#### [Dataset items]
____
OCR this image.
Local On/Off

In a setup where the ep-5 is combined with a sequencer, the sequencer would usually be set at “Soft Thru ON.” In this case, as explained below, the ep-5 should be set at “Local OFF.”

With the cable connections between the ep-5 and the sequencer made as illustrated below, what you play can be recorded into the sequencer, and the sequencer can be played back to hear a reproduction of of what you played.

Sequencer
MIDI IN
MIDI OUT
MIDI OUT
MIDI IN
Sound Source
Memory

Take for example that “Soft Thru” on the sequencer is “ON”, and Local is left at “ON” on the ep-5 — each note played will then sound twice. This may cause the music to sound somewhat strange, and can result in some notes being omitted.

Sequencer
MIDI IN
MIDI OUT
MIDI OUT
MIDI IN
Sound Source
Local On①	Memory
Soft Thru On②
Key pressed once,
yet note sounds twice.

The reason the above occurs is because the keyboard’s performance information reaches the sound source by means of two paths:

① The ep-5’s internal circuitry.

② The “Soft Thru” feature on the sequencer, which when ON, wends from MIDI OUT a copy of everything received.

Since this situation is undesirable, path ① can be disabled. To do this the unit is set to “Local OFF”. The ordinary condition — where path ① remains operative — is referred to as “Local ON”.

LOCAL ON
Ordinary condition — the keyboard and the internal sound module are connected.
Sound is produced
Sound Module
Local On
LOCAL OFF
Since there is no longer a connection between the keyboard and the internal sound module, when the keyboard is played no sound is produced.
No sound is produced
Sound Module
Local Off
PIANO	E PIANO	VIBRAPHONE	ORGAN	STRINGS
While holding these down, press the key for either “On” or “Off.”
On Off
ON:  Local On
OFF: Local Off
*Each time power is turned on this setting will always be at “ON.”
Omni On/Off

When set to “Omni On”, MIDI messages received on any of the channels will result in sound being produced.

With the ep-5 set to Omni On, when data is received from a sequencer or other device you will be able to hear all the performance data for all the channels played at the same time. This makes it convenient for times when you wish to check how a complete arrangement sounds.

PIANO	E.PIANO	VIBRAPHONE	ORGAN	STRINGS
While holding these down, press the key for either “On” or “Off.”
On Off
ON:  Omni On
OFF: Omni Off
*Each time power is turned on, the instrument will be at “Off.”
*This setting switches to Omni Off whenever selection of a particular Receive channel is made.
____
Every line that holds the word "setting" should be extracted.

*Each time power is turned on this setting will always be at “ON.”
*This setting switches to Omni Off whenever selection of a particular Receive channel is made.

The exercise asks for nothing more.